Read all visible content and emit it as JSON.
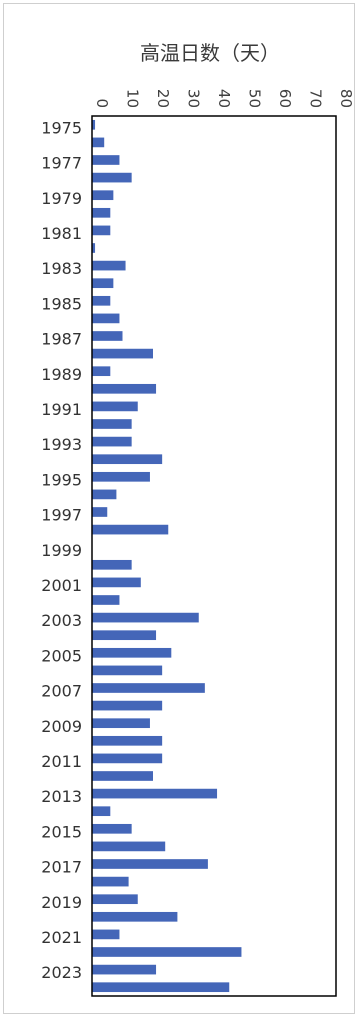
{
  "chart_data": {
    "type": "bar",
    "orientation": "horizontal",
    "title": "",
    "xlabel": "高温日数（天）",
    "ylabel": "",
    "xlim": [
      0,
      80
    ],
    "x_ticks": [
      "0",
      "10",
      "20",
      "30",
      "40",
      "50",
      "60",
      "70",
      "80"
    ],
    "grid": false,
    "legend": "none",
    "bar_color": "#4466b8",
    "categories": [
      "1975",
      "1976",
      "1977",
      "1978",
      "1979",
      "1980",
      "1981",
      "1982",
      "1983",
      "1984",
      "1985",
      "1986",
      "1987",
      "1988",
      "1989",
      "1990",
      "1991",
      "1992",
      "1993",
      "1994",
      "1995",
      "1996",
      "1997",
      "1998",
      "1999",
      "2000",
      "2001",
      "2002",
      "2003",
      "2004",
      "2005",
      "2006",
      "2007",
      "2008",
      "2009",
      "2010",
      "2011",
      "2012",
      "2013",
      "2014",
      "2015",
      "2016",
      "2017",
      "2018",
      "2019",
      "2020",
      "2021",
      "2022",
      "2023",
      "2024"
    ],
    "y_tick_labels": [
      "1975",
      "1977",
      "1979",
      "1981",
      "1983",
      "1985",
      "1987",
      "1989",
      "1991",
      "1993",
      "1995",
      "1997",
      "1999",
      "2001",
      "2003",
      "2005",
      "2007",
      "2009",
      "2011",
      "2013",
      "2015",
      "2017",
      "2019",
      "2021",
      "2023"
    ],
    "values": [
      1,
      4,
      9,
      13,
      7,
      6,
      6,
      1,
      11,
      7,
      6,
      9,
      10,
      20,
      6,
      21,
      15,
      13,
      13,
      23,
      19,
      8,
      5,
      25,
      0,
      13,
      16,
      9,
      35,
      21,
      26,
      23,
      37,
      23,
      19,
      23,
      23,
      20,
      41,
      6,
      13,
      24,
      38,
      12,
      15,
      28,
      9,
      49,
      21,
      45
    ]
  }
}
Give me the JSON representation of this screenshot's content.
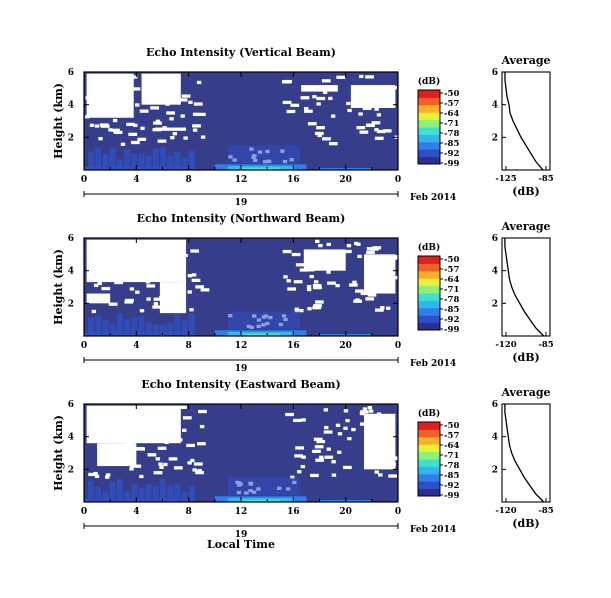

-- Written exercise --
Could you repeat all of the material exactly? Pictures should not be copied.

-- Response to the task --
Read all visible content and emit it as JSON.
{
  "chart_data": {
    "type": "bar",
    "orientation": "horizontal",
    "title": "",
    "xlabel": "高温日数（天）",
    "ylabel": "",
    "xlim": [
      0,
      80
    ],
    "x_ticks": [
      "0",
      "10",
      "20",
      "30",
      "40",
      "50",
      "60",
      "70",
      "80"
    ],
    "grid": false,
    "legend": "none",
    "bar_color": "#4466b8",
    "categories": [
      "1975",
      "1976",
      "1977",
      "1978",
      "1979",
      "1980",
      "1981",
      "1982",
      "1983",
      "1984",
      "1985",
      "1986",
      "1987",
      "1988",
      "1989",
      "1990",
      "1991",
      "1992",
      "1993",
      "1994",
      "1995",
      "1996",
      "1997",
      "1998",
      "1999",
      "2000",
      "2001",
      "2002",
      "2003",
      "2004",
      "2005",
      "2006",
      "2007",
      "2008",
      "2009",
      "2010",
      "2011",
      "2012",
      "2013",
      "2014",
      "2015",
      "2016",
      "2017",
      "2018",
      "2019",
      "2020",
      "2021",
      "2022",
      "2023",
      "2024"
    ],
    "y_tick_labels": [
      "1975",
      "1977",
      "1979",
      "1981",
      "1983",
      "1985",
      "1987",
      "1989",
      "1991",
      "1993",
      "1995",
      "1997",
      "1999",
      "2001",
      "2003",
      "2005",
      "2007",
      "2009",
      "2011",
      "2013",
      "2015",
      "2017",
      "2019",
      "2021",
      "2023"
    ],
    "values": [
      1,
      4,
      9,
      13,
      7,
      6,
      6,
      1,
      11,
      7,
      6,
      9,
      10,
      20,
      6,
      21,
      15,
      13,
      13,
      23,
      19,
      8,
      5,
      25,
      0,
      13,
      16,
      9,
      35,
      21,
      26,
      23,
      37,
      23,
      19,
      23,
      23,
      20,
      41,
      6,
      13,
      24,
      38,
      12,
      15,
      28,
      9,
      49,
      21,
      45
    ]
  }
}
Give me the JSON representation of this screenshot's content.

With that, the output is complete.